*STATED GOAL*. Write out all entries word for word.

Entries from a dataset
━━━━━━━━━━

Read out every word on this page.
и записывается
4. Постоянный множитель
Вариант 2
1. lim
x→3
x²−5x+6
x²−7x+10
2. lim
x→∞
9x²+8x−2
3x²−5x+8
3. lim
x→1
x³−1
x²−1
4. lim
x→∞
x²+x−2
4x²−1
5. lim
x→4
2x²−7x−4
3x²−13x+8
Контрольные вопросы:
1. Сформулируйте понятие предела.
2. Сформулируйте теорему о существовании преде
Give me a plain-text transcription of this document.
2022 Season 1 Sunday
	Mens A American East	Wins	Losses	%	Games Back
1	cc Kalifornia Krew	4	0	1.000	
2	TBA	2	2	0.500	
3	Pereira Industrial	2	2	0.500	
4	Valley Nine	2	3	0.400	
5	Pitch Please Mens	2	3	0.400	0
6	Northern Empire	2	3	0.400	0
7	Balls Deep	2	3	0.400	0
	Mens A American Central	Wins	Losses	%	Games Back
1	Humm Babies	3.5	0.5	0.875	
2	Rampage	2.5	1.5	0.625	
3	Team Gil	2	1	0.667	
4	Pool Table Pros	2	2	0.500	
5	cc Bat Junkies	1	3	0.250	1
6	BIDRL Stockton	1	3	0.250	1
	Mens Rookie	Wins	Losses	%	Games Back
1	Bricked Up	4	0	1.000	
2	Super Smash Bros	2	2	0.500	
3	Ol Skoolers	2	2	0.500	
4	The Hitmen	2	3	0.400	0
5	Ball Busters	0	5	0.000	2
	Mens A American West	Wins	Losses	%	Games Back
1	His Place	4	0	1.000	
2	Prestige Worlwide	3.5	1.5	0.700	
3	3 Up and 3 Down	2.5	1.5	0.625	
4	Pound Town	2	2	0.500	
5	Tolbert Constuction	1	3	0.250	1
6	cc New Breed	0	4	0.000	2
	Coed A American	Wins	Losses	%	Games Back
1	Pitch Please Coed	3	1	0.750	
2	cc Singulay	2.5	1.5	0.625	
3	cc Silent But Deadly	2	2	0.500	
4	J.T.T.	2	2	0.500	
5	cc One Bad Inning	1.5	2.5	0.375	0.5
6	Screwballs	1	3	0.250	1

━━━━━━━━━━

*SOLUTION FOR THIS PROBLEM*.
Read out every word on this page.
и записывается
4. Постоянный множитель
Вариант 2
1. lim
x→3
x²−5x+6
x²−7x+10
2. lim
x→∞
9x²+8x−2
3x²−5x+8
3. lim
x→1
x³−1
x²−1
4. lim
x→∞
x²+x−2
4x²−1
5. lim
x→4
2x²−7x−4
3x²−13x+8
Контрольные вопросы:
1. Сформулируйте понятие предела.
2. Сформулируйте теорему о существовании преде
Give me a plain-text transcription of this document.
2022 Season 1 Sunday
	Mens A American East	Wins	Losses	%	Games Back
1	cc Kalifornia Krew	4	0	1.000	
2	TBA	2	2	0.500	
3	Pereira Industrial	2	2	0.500	
4	Valley Nine	2	3	0.400	
5	Pitch Please Mens	2	3	0.400	0
6	Northern Empire	2	3	0.400	0
7	Balls Deep	2	3	0.400	0
	Mens A American Central	Wins	Losses	%	Games Back
1	Humm Babies	3.5	0.5	0.875	
2	Rampage	2.5	1.5	0.625	
3	Team Gil	2	1	0.667	
4	Pool Table Pros	2	2	0.500	
5	cc Bat Junkies	1	3	0.250	1
6	BIDRL Stockton	1	3	0.250	1
	Mens Rookie	Wins	Losses	%	Games Back
1	Bricked Up	4	0	1.000	
2	Super Smash Bros	2	2	0.500	
3	Ol Skoolers	2	2	0.500	
4	The Hitmen	2	3	0.400	0
5	Ball Busters	0	5	0.000	2
	Mens A American West	Wins	Losses	%	Games Back
1	His Place	4	0	1.000	
2	Prestige Worlwide	3.5	1.5	0.700	
3	3 Up and 3 Down	2.5	1.5	0.625	
4	Pound Town	2	2	0.500	
5	Tolbert Constuction	1	3	0.250	1
6	cc New Breed	0	4	0.000	2
	Coed A American	Wins	Losses	%	Games Back
1	Pitch Please Coed	3	1	0.750	
2	cc Singulay	2.5	1.5	0.625	
3	cc Silent But Deadly	2	2	0.500	
4	J.T.T.	2	2	0.500	
5	cc One Bad Inning	1.5	2.5	0.375	0.5
6	Screwballs	1	3	0.250	1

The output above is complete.